Below are some records; return each one exactly.

■ Dataset excerpt ■
────────────────────

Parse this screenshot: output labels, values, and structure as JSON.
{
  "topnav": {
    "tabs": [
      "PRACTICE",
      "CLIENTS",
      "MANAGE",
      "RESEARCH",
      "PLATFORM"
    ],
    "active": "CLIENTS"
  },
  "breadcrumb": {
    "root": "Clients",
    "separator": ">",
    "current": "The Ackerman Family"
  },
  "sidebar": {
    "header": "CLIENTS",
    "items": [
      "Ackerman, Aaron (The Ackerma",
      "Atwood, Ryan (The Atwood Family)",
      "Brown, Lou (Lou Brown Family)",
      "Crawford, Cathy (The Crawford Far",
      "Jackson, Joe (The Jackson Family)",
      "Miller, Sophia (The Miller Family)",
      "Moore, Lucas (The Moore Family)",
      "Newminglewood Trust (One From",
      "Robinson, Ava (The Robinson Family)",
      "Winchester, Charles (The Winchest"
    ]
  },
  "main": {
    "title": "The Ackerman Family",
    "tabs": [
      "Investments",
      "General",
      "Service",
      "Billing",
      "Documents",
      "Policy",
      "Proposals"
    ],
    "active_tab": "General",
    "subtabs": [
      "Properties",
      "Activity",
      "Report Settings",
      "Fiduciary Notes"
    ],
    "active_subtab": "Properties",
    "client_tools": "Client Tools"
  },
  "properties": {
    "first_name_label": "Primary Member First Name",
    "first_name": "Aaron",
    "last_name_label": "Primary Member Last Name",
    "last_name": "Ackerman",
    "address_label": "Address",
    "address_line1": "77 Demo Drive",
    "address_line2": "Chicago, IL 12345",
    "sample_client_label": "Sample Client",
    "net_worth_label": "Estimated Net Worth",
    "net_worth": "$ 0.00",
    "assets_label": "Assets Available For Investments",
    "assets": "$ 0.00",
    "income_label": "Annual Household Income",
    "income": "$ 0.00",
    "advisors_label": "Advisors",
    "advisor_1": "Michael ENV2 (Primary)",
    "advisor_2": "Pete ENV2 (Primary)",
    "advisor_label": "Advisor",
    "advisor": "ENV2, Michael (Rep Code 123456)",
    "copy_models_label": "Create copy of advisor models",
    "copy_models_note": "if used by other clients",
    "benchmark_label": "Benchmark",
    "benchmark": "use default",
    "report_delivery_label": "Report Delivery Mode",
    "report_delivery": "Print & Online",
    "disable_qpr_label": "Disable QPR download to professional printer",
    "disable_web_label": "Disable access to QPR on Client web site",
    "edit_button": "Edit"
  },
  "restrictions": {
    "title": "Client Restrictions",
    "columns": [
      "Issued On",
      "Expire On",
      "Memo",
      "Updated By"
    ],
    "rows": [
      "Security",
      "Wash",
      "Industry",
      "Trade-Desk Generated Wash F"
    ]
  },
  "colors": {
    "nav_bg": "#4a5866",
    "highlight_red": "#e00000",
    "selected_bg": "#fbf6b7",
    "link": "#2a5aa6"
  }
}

────────────────────

■ Response ■
Parse this screenshot: output labels, values, and structure as JSON.
{
  "topnav": {
    "tabs": [
      "PRACTICE",
      "CLIENTS",
      "MANAGE",
      "RESEARCH",
      "PLATFORM"
    ],
    "active": "CLIENTS"
  },
  "breadcrumb": {
    "root": "Clients",
    "separator": ">",
    "current": "The Ackerman Family"
  },
  "sidebar": {
    "header": "CLIENTS",
    "items": [
      "Ackerman, Aaron (The Ackerma",
      "Atwood, Ryan (The Atwood Family)",
      "Brown, Lou (Lou Brown Family)",
      "Crawford, Cathy (The Crawford Far",
      "Jackson, Joe (The Jackson Family)",
      "Miller, Sophia (The Miller Family)",
      "Moore, Lucas (The Moore Family)",
      "Newminglewood Trust (One From",
      "Robinson, Ava (The Robinson Family)",
      "Winchester, Charles (The Winchest"
    ]
  },
  "main": {
    "title": "The Ackerman Family",
    "tabs": [
      "Investments",
      "General",
      "Service",
      "Billing",
      "Documents",
      "Policy",
      "Proposals"
    ],
    "active_tab": "General",
    "subtabs": [
      "Properties",
      "Activity",
      "Report Settings",
      "Fiduciary Notes"
    ],
    "active_subtab": "Properties",
    "client_tools": "Client Tools"
  },
  "properties": {
    "first_name_label": "Primary Member First Name",
    "first_name": "Aaron",
    "last_name_label": "Primary Member Last Name",
    "last_name": "Ackerman",
    "address_label": "Address",
    "address_line1": "77 Demo Drive",
    "address_line2": "Chicago, IL 12345",
    "sample_client_label": "Sample Client",
    "net_worth_label": "Estimated Net Worth",
    "net_worth": "$ 0.00",
    "assets_label": "Assets Available For Investments",
    "assets": "$ 0.00",
    "income_label": "Annual Household Income",
    "income": "$ 0.00",
    "advisors_label": "Advisors",
    "advisor_1": "Michael ENV2 (Primary)",
    "advisor_2": "Pete ENV2 (Primary)",
    "advisor_label": "Advisor",
    "advisor": "ENV2, Michael (Rep Code 123456)",
    "copy_models_label": "Create copy of advisor models",
    "copy_models_note": "if used by other clients",
    "benchmark_label": "Benchmark",
    "benchmark": "use default",
    "report_delivery_label": "Report Delivery Mode",
    "report_delivery": "Print & Online",
    "disable_qpr_label": "Disable QPR download to professional printer",
    "disable_web_label": "Disable access to QPR on Client web site",
    "edit_button": "Edit"
  },
  "restrictions": {
    "title": "Client Restrictions",
    "columns": [
      "Issued On",
      "Expire On",
      "Memo",
      "Updated By"
    ],
    "rows": [
      "Security",
      "Wash",
      "Industry",
      "Trade-Desk Generated Wash F"
    ]
  },
  "colors": {
    "nav_bg": "#4a5866",
    "highlight_red": "#e00000",
    "selected_bg": "#fbf6b7",
    "link": "#2a5aa6"
  }
}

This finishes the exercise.